## Stated exercise
Skip the pictures and quote all of the lines exactly.

## Stored records
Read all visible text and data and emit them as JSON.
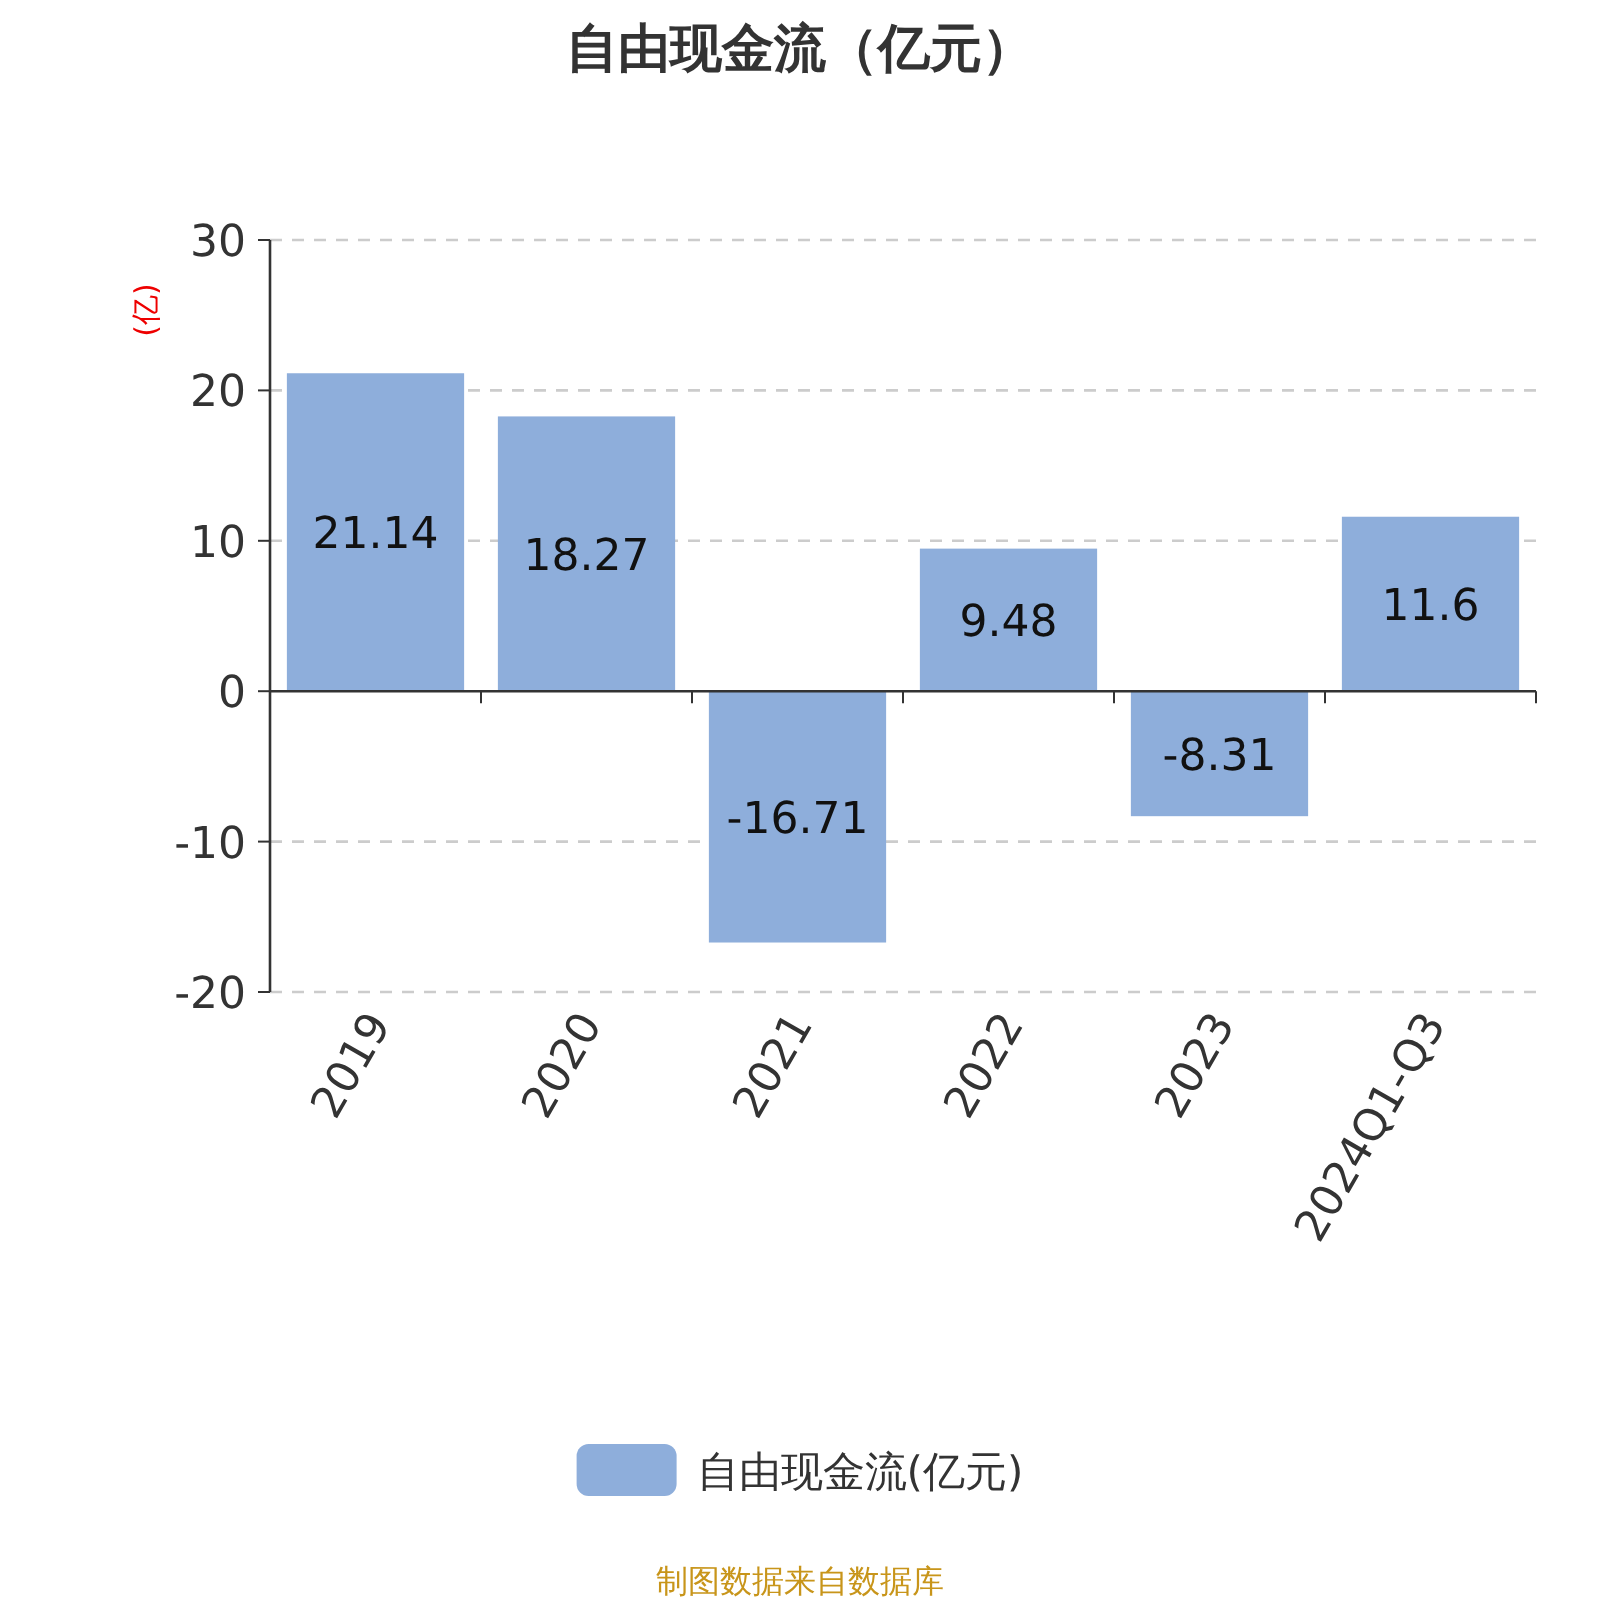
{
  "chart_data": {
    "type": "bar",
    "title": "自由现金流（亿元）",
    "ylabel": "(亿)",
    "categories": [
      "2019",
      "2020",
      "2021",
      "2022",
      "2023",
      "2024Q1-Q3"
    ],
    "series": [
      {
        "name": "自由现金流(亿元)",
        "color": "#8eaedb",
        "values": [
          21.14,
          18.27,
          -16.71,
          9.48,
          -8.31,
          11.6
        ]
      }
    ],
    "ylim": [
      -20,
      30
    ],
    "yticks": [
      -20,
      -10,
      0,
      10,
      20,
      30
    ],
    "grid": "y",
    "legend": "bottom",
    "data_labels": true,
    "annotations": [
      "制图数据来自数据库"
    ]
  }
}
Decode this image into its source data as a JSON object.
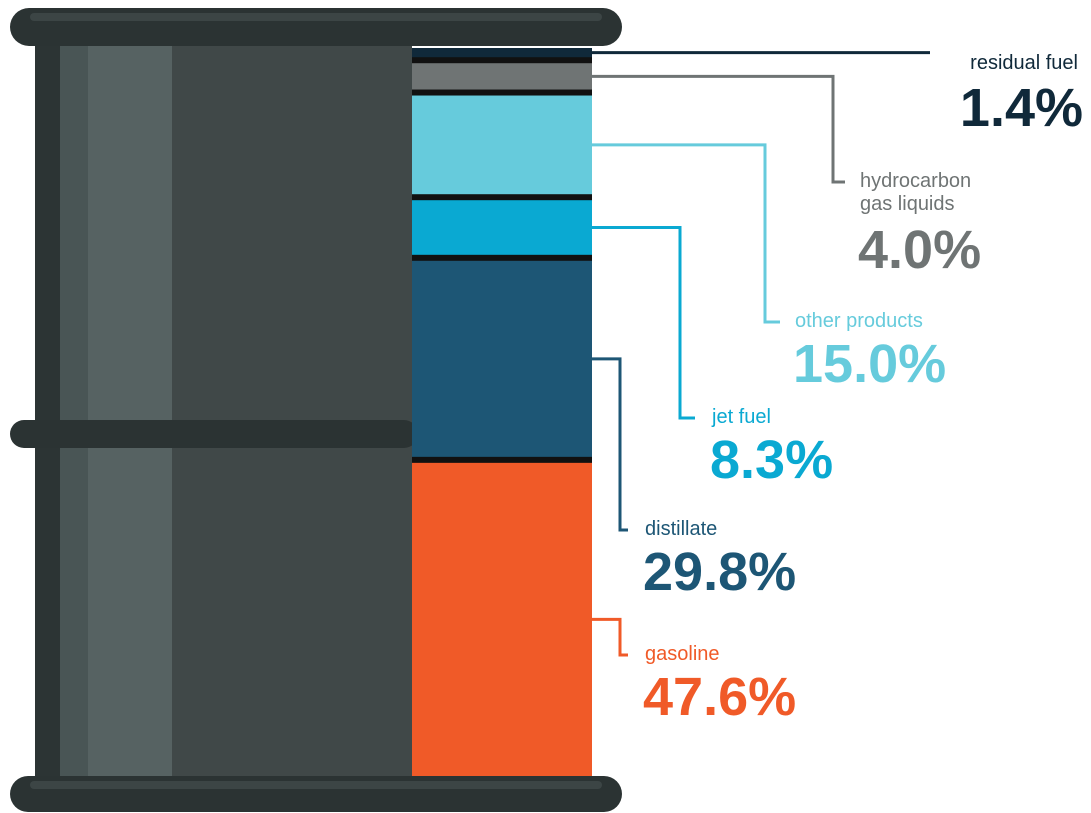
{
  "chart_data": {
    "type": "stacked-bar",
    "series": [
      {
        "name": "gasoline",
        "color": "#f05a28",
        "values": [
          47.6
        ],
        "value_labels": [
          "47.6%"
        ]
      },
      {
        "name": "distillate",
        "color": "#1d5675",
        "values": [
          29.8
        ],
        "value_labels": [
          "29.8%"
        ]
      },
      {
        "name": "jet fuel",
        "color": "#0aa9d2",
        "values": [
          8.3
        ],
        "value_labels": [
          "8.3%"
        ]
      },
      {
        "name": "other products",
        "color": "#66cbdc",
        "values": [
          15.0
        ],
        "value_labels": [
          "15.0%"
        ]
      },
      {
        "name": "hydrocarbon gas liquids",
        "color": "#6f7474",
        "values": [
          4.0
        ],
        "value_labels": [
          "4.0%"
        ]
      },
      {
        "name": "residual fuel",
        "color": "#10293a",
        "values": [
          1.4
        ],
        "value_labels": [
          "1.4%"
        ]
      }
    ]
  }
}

## Right answer
Read all visible text and data and emit them as JSON.
{
  "chart_data": {
    "type": "bar",
    "title": "自由现金流（亿元）",
    "ylabel": "(亿)",
    "categories": [
      "2019",
      "2020",
      "2021",
      "2022",
      "2023",
      "2024Q1-Q3"
    ],
    "series": [
      {
        "name": "自由现金流(亿元)",
        "color": "#8eaedb",
        "values": [
          21.14,
          18.27,
          -16.71,
          9.48,
          -8.31,
          11.6
        ]
      }
    ],
    "ylim": [
      -20,
      30
    ],
    "yticks": [
      -20,
      -10,
      0,
      10,
      20,
      30
    ],
    "grid": "y",
    "legend": "bottom",
    "data_labels": true,
    "annotations": [
      "制图数据来自数据库"
    ]
  }
}
Decode this image into its source data as a JSON object.
{
  "chart_data": {
    "type": "stacked-bar",
    "series": [
      {
        "name": "gasoline",
        "color": "#f05a28",
        "values": [
          47.6
        ],
        "value_labels": [
          "47.6%"
        ]
      },
      {
        "name": "distillate",
        "color": "#1d5675",
        "values": [
          29.8
        ],
        "value_labels": [
          "29.8%"
        ]
      },
      {
        "name": "jet fuel",
        "color": "#0aa9d2",
        "values": [
          8.3
        ],
        "value_labels": [
          "8.3%"
        ]
      },
      {
        "name": "other products",
        "color": "#66cbdc",
        "values": [
          15.0
        ],
        "value_labels": [
          "15.0%"
        ]
      },
      {
        "name": "hydrocarbon gas liquids",
        "color": "#6f7474",
        "values": [
          4.0
        ],
        "value_labels": [
          "4.0%"
        ]
      },
      {
        "name": "residual fuel",
        "color": "#10293a",
        "values": [
          1.4
        ],
        "value_labels": [
          "1.4%"
        ]
      }
    ]
  }
}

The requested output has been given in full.